Problem statement –
Copy all of the material below exactly.

Listing –
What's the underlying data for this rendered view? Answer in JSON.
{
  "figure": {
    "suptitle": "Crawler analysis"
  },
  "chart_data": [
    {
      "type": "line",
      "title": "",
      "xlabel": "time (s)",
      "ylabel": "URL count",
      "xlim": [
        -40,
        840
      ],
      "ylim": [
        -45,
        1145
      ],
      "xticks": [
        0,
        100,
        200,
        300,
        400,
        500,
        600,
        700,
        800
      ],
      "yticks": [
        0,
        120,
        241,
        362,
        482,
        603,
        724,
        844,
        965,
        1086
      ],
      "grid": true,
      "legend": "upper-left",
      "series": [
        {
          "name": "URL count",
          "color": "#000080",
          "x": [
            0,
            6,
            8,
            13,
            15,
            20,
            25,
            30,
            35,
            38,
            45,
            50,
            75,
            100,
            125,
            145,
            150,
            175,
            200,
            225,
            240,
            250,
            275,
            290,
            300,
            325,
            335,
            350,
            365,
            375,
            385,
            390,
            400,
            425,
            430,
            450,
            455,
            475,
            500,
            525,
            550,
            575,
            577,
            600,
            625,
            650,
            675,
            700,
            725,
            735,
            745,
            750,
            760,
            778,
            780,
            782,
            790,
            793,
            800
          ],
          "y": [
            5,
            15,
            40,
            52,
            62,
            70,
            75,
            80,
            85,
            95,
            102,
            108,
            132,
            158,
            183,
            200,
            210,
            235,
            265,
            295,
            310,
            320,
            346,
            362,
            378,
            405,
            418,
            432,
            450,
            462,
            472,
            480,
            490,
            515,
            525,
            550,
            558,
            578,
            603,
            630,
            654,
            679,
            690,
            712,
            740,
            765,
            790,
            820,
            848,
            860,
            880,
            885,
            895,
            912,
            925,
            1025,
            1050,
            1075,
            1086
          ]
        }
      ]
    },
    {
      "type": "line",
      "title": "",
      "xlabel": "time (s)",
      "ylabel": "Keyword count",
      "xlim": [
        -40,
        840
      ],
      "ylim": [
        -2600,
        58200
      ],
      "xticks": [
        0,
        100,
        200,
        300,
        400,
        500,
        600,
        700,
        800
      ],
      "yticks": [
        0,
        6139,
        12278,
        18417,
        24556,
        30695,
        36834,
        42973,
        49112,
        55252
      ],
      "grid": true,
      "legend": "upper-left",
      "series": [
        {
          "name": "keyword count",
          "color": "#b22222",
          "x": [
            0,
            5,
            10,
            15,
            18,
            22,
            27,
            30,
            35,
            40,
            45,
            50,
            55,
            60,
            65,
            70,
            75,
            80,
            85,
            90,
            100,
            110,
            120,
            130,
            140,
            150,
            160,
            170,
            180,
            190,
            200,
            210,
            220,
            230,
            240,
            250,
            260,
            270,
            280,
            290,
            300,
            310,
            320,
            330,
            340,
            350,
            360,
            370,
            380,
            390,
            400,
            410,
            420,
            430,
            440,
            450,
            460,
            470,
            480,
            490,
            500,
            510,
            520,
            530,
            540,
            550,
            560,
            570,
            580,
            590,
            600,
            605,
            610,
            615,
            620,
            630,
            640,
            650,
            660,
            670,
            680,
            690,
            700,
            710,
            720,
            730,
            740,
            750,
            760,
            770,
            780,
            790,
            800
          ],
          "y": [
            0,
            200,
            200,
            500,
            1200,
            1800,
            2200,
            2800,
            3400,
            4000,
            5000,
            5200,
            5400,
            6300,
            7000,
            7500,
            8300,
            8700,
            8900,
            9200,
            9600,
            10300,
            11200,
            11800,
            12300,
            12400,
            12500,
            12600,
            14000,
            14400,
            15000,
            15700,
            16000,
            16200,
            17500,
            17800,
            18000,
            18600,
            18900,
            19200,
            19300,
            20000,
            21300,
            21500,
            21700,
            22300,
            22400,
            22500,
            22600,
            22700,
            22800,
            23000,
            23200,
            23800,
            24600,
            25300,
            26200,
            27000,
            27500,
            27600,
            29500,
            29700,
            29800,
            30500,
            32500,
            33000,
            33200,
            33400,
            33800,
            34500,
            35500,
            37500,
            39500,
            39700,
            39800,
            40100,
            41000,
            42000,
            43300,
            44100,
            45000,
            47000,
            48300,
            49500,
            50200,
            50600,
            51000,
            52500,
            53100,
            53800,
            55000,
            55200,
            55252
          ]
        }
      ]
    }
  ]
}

Output of the exercise –
What's the underlying data for this rendered view? Answer in JSON.
{
  "figure": {
    "suptitle": "Crawler analysis"
  },
  "chart_data": [
    {
      "type": "line",
      "title": "",
      "xlabel": "time (s)",
      "ylabel": "URL count",
      "xlim": [
        -40,
        840
      ],
      "ylim": [
        -45,
        1145
      ],
      "xticks": [
        0,
        100,
        200,
        300,
        400,
        500,
        600,
        700,
        800
      ],
      "yticks": [
        0,
        120,
        241,
        362,
        482,
        603,
        724,
        844,
        965,
        1086
      ],
      "grid": true,
      "legend": "upper-left",
      "series": [
        {
          "name": "URL count",
          "color": "#000080",
          "x": [
            0,
            6,
            8,
            13,
            15,
            20,
            25,
            30,
            35,
            38,
            45,
            50,
            75,
            100,
            125,
            145,
            150,
            175,
            200,
            225,
            240,
            250,
            275,
            290,
            300,
            325,
            335,
            350,
            365,
            375,
            385,
            390,
            400,
            425,
            430,
            450,
            455,
            475,
            500,
            525,
            550,
            575,
            577,
            600,
            625,
            650,
            675,
            700,
            725,
            735,
            745,
            750,
            760,
            778,
            780,
            782,
            790,
            793,
            800
          ],
          "y": [
            5,
            15,
            40,
            52,
            62,
            70,
            75,
            80,
            85,
            95,
            102,
            108,
            132,
            158,
            183,
            200,
            210,
            235,
            265,
            295,
            310,
            320,
            346,
            362,
            378,
            405,
            418,
            432,
            450,
            462,
            472,
            480,
            490,
            515,
            525,
            550,
            558,
            578,
            603,
            630,
            654,
            679,
            690,
            712,
            740,
            765,
            790,
            820,
            848,
            860,
            880,
            885,
            895,
            912,
            925,
            1025,
            1050,
            1075,
            1086
          ]
        }
      ]
    },
    {
      "type": "line",
      "title": "",
      "xlabel": "time (s)",
      "ylabel": "Keyword count",
      "xlim": [
        -40,
        840
      ],
      "ylim": [
        -2600,
        58200
      ],
      "xticks": [
        0,
        100,
        200,
        300,
        400,
        500,
        600,
        700,
        800
      ],
      "yticks": [
        0,
        6139,
        12278,
        18417,
        24556,
        30695,
        36834,
        42973,
        49112,
        55252
      ],
      "grid": true,
      "legend": "upper-left",
      "series": [
        {
          "name": "keyword count",
          "color": "#b22222",
          "x": [
            0,
            5,
            10,
            15,
            18,
            22,
            27,
            30,
            35,
            40,
            45,
            50,
            55,
            60,
            65,
            70,
            75,
            80,
            85,
            90,
            100,
            110,
            120,
            130,
            140,
            150,
            160,
            170,
            180,
            190,
            200,
            210,
            220,
            230,
            240,
            250,
            260,
            270,
            280,
            290,
            300,
            310,
            320,
            330,
            340,
            350,
            360,
            370,
            380,
            390,
            400,
            410,
            420,
            430,
            440,
            450,
            460,
            470,
            480,
            490,
            500,
            510,
            520,
            530,
            540,
            550,
            560,
            570,
            580,
            590,
            600,
            605,
            610,
            615,
            620,
            630,
            640,
            650,
            660,
            670,
            680,
            690,
            700,
            710,
            720,
            730,
            740,
            750,
            760,
            770,
            780,
            790,
            800
          ],
          "y": [
            0,
            200,
            200,
            500,
            1200,
            1800,
            2200,
            2800,
            3400,
            4000,
            5000,
            5200,
            5400,
            6300,
            7000,
            7500,
            8300,
            8700,
            8900,
            9200,
            9600,
            10300,
            11200,
            11800,
            12300,
            12400,
            12500,
            12600,
            14000,
            14400,
            15000,
            15700,
            16000,
            16200,
            17500,
            17800,
            18000,
            18600,
            18900,
            19200,
            19300,
            20000,
            21300,
            21500,
            21700,
            22300,
            22400,
            22500,
            22600,
            22700,
            22800,
            23000,
            23200,
            23800,
            24600,
            25300,
            26200,
            27000,
            27500,
            27600,
            29500,
            29700,
            29800,
            30500,
            32500,
            33000,
            33200,
            33400,
            33800,
            34500,
            35500,
            37500,
            39500,
            39700,
            39800,
            40100,
            41000,
            42000,
            43300,
            44100,
            45000,
            47000,
            48300,
            49500,
            50200,
            50600,
            51000,
            52500,
            53100,
            53800,
            55000,
            55200,
            55252
          ]
        }
      ]
    }
  ]
}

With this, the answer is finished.